> **WHAT YOU NEED TO DO**
Scan the material and copy every line in which "广州市花都区邝维煜纪念中学" appears.

==== DATASET RECORDS

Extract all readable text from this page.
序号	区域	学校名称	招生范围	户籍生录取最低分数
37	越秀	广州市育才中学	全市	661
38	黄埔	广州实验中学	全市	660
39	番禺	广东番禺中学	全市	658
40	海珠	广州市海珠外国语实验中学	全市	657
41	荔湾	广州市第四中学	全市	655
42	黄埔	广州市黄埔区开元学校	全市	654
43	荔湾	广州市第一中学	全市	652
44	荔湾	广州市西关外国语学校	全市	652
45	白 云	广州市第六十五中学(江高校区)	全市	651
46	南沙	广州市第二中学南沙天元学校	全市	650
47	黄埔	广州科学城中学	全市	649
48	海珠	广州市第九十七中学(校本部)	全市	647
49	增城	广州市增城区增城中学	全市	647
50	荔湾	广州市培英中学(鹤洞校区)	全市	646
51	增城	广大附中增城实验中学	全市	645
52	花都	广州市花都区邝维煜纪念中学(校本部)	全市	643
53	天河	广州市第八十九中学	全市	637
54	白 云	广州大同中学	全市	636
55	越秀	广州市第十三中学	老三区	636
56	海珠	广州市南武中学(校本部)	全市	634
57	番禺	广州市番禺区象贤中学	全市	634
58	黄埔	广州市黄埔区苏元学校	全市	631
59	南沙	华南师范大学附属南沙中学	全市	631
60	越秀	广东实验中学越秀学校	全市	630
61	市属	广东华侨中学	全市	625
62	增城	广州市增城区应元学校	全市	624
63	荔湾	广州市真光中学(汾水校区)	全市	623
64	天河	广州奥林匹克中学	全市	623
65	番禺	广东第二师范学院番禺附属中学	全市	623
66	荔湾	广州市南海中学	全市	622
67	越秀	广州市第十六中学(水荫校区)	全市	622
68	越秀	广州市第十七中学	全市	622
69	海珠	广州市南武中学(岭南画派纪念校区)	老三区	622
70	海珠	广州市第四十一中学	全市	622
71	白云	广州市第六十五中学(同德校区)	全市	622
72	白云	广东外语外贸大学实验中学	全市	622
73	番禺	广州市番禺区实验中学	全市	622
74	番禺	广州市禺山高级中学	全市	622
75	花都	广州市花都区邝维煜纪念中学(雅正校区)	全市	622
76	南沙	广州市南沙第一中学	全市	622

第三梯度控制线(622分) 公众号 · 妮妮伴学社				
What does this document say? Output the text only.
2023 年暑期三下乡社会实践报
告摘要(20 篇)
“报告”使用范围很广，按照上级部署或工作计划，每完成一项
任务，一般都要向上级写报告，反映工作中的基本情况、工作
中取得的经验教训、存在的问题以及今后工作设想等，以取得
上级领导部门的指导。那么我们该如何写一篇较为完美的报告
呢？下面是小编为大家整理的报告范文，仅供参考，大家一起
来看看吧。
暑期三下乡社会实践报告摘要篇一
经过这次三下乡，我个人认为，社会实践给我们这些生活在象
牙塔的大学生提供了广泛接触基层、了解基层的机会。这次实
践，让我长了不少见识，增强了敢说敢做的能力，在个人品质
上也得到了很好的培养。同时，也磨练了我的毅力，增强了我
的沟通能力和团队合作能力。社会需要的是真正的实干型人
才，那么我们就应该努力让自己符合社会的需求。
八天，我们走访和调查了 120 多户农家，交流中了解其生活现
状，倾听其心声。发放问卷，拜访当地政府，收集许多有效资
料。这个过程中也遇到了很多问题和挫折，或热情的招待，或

========

> **RESULT OF THE TASK**
52	花都	广州市花都区邝维煜纪念中学(校本部)	全市	643
75	花都	广州市花都区邝维煜纪念中学(雅正校区)	全市	622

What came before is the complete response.